Copy out, unchanged, the lines of the data from the very first one up to and including the line with "414, 256, 426]".
========================================================================
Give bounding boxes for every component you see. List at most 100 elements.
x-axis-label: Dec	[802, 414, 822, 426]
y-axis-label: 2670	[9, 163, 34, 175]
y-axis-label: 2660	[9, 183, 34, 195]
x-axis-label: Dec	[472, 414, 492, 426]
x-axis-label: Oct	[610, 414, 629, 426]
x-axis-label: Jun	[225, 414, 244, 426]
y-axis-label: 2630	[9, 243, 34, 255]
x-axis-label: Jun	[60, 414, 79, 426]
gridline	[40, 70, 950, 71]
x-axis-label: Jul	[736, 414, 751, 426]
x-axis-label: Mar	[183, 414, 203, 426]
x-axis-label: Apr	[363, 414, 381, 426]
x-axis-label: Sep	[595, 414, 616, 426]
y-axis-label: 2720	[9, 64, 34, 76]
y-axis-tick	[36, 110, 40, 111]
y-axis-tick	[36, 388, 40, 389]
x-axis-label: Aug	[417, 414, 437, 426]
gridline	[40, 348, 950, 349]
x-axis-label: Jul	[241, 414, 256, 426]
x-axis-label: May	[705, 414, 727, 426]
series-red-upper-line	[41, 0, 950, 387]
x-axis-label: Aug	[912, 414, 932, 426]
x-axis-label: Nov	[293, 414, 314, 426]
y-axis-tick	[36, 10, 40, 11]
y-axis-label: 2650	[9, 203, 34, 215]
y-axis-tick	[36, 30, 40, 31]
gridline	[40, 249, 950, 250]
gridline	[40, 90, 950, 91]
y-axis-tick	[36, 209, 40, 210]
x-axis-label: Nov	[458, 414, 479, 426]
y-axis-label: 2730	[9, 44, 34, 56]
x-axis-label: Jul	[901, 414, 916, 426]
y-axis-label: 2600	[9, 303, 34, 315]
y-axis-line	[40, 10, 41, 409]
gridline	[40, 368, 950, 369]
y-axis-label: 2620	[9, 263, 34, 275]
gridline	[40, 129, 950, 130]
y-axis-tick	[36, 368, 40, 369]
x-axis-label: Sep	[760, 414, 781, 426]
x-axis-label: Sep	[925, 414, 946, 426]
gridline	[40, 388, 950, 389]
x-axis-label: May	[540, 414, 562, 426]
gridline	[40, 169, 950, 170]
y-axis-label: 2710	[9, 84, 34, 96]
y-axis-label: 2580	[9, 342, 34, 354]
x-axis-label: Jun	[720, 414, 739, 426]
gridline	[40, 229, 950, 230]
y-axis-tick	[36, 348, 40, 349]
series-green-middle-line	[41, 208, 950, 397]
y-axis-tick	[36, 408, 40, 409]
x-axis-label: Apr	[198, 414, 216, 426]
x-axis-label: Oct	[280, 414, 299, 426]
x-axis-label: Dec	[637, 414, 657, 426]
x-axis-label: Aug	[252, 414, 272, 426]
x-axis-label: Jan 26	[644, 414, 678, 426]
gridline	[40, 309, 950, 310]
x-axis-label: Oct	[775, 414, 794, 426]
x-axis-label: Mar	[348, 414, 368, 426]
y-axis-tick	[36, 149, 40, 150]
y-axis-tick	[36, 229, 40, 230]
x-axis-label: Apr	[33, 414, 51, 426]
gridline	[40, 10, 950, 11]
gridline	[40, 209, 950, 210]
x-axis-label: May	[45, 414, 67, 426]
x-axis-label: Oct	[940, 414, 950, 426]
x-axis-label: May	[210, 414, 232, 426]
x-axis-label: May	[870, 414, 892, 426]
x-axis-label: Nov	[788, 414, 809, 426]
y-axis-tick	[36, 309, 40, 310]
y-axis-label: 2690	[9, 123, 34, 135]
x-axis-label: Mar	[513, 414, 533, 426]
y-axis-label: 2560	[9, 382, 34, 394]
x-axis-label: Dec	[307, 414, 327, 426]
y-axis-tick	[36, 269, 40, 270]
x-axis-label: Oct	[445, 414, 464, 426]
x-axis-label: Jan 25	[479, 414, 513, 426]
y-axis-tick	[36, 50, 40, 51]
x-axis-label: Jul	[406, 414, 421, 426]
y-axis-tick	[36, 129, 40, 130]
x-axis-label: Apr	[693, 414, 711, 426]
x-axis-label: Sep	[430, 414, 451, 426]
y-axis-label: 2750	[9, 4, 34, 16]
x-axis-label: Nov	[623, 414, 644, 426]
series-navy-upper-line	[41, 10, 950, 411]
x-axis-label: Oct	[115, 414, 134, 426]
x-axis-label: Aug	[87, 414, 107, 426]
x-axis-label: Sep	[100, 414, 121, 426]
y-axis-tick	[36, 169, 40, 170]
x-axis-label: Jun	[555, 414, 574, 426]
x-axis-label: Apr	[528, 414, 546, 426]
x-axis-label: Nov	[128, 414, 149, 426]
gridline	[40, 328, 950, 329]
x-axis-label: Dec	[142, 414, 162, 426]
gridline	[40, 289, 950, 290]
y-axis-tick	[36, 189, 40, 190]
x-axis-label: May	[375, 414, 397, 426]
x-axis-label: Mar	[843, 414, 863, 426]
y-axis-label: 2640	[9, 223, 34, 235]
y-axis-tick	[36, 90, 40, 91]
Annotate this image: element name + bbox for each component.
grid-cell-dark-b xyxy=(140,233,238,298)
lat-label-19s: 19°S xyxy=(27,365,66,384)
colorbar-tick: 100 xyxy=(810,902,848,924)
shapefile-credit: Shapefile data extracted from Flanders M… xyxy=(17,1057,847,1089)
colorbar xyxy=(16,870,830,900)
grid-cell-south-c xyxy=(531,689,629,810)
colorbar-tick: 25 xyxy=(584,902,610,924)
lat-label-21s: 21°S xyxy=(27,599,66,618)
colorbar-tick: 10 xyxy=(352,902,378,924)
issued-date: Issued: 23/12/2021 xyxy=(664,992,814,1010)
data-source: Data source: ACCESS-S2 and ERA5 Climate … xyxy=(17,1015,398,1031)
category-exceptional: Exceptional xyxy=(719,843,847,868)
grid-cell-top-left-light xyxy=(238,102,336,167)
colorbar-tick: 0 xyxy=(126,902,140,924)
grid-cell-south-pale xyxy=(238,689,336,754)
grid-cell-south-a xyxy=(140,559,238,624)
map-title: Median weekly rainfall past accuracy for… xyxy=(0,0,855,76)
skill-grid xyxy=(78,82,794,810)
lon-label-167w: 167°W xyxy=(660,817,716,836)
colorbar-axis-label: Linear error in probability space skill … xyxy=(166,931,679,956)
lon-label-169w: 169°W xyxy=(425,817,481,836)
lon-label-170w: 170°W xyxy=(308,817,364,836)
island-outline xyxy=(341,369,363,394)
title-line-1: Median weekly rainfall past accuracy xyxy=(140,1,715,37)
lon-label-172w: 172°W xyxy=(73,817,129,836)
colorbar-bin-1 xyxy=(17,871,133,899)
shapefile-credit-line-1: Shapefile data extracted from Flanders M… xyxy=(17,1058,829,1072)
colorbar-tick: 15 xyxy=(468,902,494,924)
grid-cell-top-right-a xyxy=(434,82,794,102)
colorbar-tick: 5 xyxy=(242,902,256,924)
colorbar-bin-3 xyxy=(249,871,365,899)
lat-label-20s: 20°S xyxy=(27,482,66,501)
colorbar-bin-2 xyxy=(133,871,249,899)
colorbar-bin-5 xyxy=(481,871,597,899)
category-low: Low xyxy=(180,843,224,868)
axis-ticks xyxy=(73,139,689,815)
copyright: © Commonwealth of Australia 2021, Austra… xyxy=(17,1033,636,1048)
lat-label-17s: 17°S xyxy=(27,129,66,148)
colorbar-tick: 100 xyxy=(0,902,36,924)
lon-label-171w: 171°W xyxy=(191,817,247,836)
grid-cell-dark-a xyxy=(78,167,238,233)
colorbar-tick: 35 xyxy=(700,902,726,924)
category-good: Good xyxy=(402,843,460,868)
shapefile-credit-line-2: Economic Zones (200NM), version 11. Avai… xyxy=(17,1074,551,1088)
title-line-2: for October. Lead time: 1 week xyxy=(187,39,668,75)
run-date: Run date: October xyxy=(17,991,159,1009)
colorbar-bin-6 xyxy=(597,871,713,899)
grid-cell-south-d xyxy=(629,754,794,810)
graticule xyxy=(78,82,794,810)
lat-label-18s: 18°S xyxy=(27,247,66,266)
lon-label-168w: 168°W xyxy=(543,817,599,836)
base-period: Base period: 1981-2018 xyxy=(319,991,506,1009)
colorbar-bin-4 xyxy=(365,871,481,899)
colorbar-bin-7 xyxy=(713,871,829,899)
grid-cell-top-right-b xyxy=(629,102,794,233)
========================================================================
▸ **Completed exercise**
Give bounding boxes for every component you see. List at most 100 elements.
x-axis-label: Dec	[802, 414, 822, 426]
y-axis-label: 2670	[9, 163, 34, 175]
y-axis-label: 2660	[9, 183, 34, 195]
x-axis-label: Dec	[472, 414, 492, 426]
x-axis-label: Oct	[610, 414, 629, 426]
x-axis-label: Jun	[225, 414, 244, 426]
y-axis-label: 2630	[9, 243, 34, 255]
x-axis-label: Jun	[60, 414, 79, 426]
gridline	[40, 70, 950, 71]
x-axis-label: Jul	[736, 414, 751, 426]
x-axis-label: Mar	[183, 414, 203, 426]
x-axis-label: Apr	[363, 414, 381, 426]
x-axis-label: Sep	[595, 414, 616, 426]
y-axis-label: 2720	[9, 64, 34, 76]
y-axis-tick	[36, 110, 40, 111]
y-axis-tick	[36, 388, 40, 389]
x-axis-label: Aug	[417, 414, 437, 426]
gridline	[40, 348, 950, 349]
x-axis-label: Jul	[241, 414, 256, 426]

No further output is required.